+++ RECORDS SHOWN

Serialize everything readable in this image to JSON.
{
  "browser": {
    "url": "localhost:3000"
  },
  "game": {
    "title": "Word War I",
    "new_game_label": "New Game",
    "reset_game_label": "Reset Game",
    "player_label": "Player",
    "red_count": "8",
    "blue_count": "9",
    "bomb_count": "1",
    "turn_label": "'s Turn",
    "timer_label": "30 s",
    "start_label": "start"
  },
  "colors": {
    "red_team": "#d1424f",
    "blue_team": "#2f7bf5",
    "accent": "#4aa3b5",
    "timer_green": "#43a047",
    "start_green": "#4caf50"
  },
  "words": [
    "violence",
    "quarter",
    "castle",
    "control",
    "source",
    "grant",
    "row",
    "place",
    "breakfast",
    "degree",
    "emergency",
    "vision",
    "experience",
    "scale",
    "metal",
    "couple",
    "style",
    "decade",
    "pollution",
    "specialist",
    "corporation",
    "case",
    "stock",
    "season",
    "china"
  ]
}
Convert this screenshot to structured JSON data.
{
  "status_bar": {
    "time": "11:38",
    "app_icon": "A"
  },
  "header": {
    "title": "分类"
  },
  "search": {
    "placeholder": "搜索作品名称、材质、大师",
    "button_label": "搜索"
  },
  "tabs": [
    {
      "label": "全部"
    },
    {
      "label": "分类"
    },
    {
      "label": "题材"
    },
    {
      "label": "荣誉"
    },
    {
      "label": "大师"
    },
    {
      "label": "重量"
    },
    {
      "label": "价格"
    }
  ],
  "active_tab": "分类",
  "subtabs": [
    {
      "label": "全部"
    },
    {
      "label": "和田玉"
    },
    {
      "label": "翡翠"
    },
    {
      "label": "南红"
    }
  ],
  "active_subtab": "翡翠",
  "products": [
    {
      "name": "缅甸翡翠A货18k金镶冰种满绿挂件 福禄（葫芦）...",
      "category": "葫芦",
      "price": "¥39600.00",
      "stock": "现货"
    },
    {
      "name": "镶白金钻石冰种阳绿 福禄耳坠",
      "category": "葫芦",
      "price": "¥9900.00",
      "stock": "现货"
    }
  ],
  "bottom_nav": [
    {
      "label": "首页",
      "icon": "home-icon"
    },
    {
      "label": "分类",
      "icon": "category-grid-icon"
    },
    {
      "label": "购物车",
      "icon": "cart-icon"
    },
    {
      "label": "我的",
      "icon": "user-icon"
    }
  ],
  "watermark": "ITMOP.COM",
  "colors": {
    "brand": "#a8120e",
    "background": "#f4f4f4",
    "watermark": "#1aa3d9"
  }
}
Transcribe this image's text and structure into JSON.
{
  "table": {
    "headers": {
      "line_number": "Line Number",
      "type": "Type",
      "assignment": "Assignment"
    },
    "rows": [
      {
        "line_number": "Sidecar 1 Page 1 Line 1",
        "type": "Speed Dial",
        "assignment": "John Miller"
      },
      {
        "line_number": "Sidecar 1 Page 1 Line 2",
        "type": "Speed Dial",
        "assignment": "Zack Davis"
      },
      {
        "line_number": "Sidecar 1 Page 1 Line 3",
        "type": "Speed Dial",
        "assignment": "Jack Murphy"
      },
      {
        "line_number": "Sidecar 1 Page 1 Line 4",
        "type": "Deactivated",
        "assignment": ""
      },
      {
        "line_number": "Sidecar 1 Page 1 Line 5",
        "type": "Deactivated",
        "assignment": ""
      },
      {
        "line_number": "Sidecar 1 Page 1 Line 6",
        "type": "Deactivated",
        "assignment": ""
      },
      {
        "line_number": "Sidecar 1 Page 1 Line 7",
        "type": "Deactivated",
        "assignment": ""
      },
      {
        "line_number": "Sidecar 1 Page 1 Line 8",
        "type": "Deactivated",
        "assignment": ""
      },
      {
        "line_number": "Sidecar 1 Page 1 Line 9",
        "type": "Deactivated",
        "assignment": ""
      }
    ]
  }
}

++++++

» WHAT THIS TASK INVOLVES
The required output is the exact sequence of lines from the one containing "Transcribe this image's" through the end of the listing, both endpoints included.

» WRITTEN SOLUTION
Transcribe this image's text and structure into JSON.
{
  "table": {
    "headers": {
      "line_number": "Line Number",
      "type": "Type",
      "assignment": "Assignment"
    },
    "rows": [
      {
        "line_number": "Sidecar 1 Page 1 Line 1",
        "type": "Speed Dial",
        "assignment": "John Miller"
      },
      {
        "line_number": "Sidecar 1 Page 1 Line 2",
        "type": "Speed Dial",
        "assignment": "Zack Davis"
      },
      {
        "line_number": "Sidecar 1 Page 1 Line 3",
        "type": "Speed Dial",
        "assignment": "Jack Murphy"
      },
      {
        "line_number": "Sidecar 1 Page 1 Line 4",
        "type": "Deactivated",
        "assignment": ""
      },
      {
        "line_number": "Sidecar 1 Page 1 Line 5",
        "type": "Deactivated",
        "assignment": ""
      },
      {
        "line_number": "Sidecar 1 Page 1 Line 6",
        "type": "Deactivated",
        "assignment": ""
      },
      {
        "line_number": "Sidecar 1 Page 1 Line 7",
        "type": "Deactivated",
        "assignment": ""
      },
      {
        "line_number": "Sidecar 1 Page 1 Line 8",
        "type": "Deactivated",
        "assignment": ""
      },
      {
        "line_number": "Sidecar 1 Page 1 Line 9",
        "type": "Deactivated",
        "assignment": ""
      }
    ]
  }
}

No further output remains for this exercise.